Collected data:

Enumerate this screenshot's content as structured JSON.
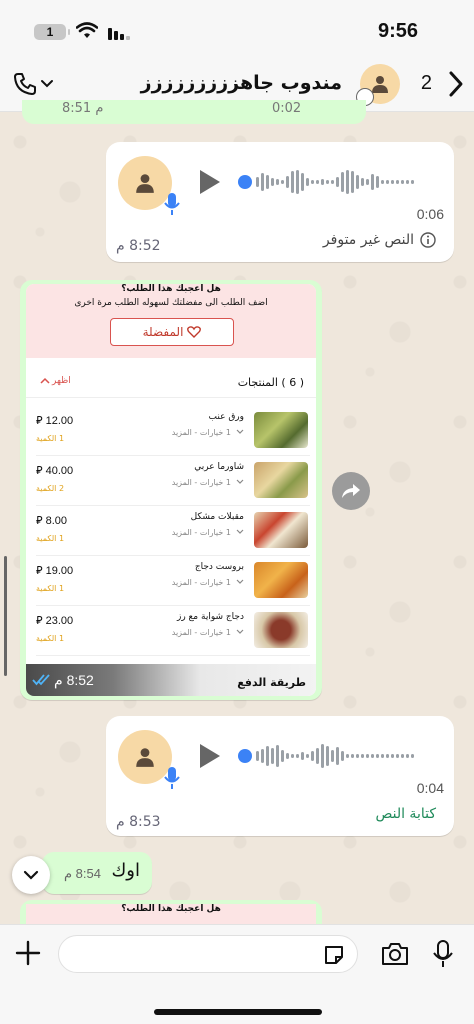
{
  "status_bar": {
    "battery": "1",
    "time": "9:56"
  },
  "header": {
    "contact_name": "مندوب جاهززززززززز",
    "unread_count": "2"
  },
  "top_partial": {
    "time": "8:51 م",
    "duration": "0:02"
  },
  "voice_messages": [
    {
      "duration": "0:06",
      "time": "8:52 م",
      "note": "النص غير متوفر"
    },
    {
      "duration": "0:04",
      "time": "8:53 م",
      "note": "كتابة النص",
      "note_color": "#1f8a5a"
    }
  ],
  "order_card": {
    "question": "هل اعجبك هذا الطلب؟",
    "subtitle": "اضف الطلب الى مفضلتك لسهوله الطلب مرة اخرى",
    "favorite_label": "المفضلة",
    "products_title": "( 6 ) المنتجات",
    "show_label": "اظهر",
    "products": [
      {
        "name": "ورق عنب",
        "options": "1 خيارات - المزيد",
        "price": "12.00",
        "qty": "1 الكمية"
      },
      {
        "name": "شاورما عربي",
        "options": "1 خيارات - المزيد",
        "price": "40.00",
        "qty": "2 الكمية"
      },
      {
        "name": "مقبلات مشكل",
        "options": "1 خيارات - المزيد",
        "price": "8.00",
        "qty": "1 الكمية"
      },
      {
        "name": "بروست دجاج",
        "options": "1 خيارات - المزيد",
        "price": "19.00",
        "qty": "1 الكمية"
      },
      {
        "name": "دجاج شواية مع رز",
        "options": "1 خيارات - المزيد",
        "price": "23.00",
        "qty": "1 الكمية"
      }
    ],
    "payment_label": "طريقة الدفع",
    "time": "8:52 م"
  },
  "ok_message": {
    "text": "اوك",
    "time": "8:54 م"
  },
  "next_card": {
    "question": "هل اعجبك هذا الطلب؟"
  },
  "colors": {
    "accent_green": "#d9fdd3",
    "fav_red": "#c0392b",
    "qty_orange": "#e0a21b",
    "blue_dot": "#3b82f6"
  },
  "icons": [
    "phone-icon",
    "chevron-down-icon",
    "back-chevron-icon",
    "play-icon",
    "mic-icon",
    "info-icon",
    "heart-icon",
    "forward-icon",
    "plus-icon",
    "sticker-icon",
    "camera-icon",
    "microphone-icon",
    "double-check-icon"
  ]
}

* * *

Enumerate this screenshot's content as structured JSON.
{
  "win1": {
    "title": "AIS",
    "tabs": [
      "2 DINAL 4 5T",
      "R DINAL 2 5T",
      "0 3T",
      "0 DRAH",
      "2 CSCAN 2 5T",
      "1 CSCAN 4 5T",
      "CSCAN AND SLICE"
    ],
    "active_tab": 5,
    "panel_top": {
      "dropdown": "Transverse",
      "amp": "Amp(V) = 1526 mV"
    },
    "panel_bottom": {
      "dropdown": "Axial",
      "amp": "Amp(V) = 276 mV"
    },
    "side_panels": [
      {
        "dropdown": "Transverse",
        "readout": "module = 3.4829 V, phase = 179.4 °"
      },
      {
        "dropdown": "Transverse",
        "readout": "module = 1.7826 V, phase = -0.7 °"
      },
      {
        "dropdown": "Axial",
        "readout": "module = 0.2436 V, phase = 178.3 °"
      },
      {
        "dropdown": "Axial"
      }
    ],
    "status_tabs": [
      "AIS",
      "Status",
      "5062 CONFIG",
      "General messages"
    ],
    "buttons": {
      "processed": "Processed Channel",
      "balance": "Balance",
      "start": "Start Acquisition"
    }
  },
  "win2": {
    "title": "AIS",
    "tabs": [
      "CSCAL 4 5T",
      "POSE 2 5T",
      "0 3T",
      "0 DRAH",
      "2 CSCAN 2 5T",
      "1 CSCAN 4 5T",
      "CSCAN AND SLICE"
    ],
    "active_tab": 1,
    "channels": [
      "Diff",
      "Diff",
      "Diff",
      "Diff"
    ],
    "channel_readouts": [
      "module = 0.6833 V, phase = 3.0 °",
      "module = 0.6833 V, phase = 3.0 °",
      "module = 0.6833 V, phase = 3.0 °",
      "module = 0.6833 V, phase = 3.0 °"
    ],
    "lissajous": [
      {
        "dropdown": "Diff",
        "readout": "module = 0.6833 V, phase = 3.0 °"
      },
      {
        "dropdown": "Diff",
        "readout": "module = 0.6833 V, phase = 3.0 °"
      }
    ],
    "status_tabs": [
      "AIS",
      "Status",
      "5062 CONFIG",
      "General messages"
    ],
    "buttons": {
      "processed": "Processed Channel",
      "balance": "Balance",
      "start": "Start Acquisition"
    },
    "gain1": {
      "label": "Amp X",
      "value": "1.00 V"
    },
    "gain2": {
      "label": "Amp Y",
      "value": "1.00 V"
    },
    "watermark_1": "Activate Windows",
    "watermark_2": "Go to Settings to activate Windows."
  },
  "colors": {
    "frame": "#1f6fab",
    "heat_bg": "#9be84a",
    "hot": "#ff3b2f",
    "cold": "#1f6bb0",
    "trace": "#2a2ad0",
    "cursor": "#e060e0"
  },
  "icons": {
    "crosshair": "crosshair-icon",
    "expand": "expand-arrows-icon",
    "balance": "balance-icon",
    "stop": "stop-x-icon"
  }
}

Exercise objective:
Your task is to report how many lines of the material include the string "دجاج". Give the number and no other words.

Written answer:
2